Dataset items:
▼

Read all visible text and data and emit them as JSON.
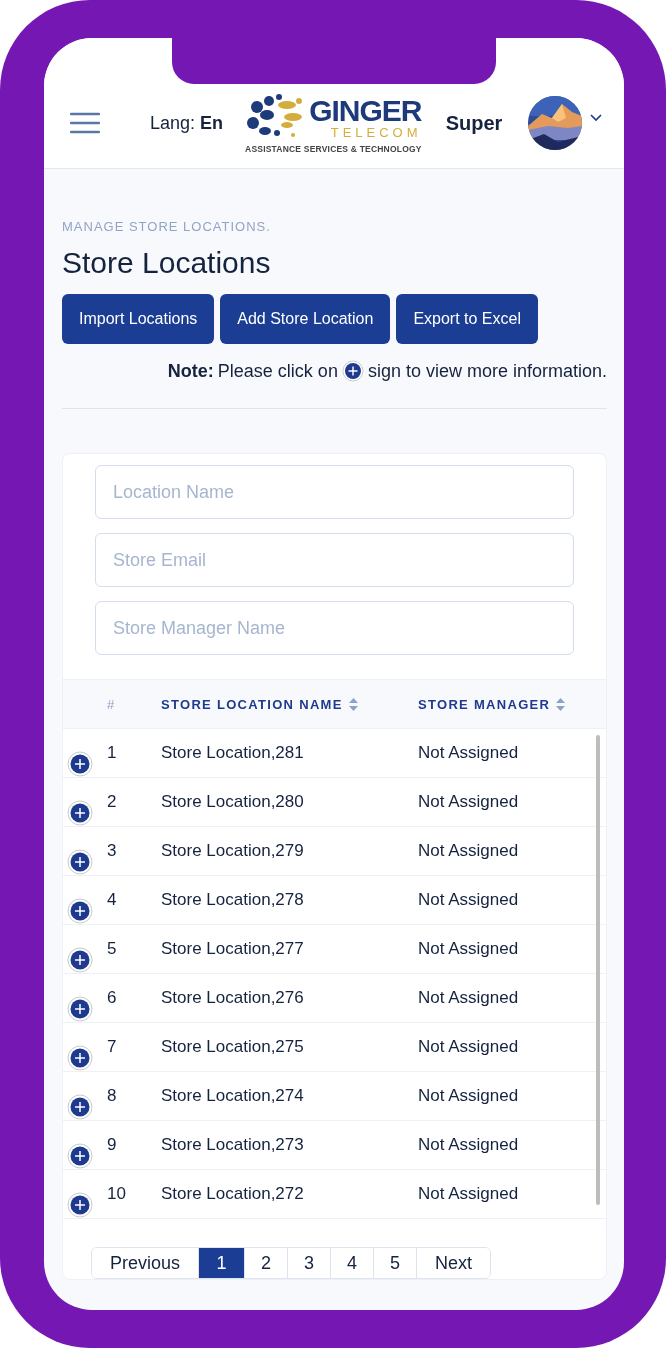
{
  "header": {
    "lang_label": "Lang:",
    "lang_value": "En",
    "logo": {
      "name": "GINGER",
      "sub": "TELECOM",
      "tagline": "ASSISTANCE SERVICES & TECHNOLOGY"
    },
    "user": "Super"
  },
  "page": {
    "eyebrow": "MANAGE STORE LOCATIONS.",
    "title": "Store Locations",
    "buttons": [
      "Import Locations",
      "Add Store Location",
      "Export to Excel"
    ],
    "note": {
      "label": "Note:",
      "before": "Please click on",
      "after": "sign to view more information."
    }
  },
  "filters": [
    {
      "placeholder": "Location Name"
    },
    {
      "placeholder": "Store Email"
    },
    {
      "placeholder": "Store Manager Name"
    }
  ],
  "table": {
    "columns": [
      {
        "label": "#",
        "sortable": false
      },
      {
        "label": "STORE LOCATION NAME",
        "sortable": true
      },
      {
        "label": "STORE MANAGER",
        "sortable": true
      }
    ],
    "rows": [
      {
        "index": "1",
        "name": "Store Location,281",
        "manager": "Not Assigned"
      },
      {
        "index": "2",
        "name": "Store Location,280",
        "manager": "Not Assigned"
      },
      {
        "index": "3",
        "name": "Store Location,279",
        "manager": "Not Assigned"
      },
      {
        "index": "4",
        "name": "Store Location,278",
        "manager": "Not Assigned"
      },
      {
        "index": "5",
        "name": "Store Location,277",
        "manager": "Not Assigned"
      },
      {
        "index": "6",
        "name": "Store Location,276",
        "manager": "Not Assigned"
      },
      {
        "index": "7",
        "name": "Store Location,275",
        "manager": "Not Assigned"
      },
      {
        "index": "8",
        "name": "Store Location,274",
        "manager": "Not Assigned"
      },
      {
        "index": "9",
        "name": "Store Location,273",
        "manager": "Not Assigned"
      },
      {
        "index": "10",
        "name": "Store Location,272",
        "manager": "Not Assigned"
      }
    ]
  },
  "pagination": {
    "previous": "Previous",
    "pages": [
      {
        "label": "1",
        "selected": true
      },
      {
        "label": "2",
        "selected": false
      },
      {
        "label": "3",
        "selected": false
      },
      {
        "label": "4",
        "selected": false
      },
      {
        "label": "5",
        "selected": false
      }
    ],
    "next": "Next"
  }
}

▲
▼

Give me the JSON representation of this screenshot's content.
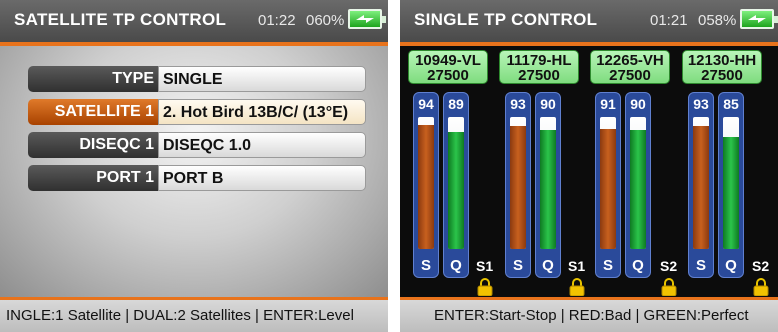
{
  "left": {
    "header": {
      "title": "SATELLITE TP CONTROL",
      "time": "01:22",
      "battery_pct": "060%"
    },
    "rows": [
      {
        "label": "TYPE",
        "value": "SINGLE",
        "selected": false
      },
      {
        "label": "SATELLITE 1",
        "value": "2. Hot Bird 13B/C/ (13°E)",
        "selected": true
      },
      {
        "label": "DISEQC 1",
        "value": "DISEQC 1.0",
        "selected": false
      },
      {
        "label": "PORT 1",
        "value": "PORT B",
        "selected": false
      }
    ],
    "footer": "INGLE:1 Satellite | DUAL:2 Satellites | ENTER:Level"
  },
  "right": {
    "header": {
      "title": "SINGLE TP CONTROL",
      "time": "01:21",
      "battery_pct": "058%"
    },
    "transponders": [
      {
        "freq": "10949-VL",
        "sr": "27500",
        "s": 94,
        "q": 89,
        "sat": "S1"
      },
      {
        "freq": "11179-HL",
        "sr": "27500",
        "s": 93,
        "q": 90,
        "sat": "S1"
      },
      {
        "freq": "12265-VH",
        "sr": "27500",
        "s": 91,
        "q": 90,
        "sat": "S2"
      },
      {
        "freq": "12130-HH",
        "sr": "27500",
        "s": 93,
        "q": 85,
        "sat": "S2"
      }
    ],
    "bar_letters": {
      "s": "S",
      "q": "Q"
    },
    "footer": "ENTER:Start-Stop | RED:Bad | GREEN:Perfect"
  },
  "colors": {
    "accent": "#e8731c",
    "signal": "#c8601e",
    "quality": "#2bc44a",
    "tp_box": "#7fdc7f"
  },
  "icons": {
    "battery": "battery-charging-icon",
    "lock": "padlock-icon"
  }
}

▲

| The exercise |
Where a line above contains the word "SINGLE", copy that line.

| Finished answer |
        "value": "SINGLE",
      "title": "SINGLE TP CONTROL",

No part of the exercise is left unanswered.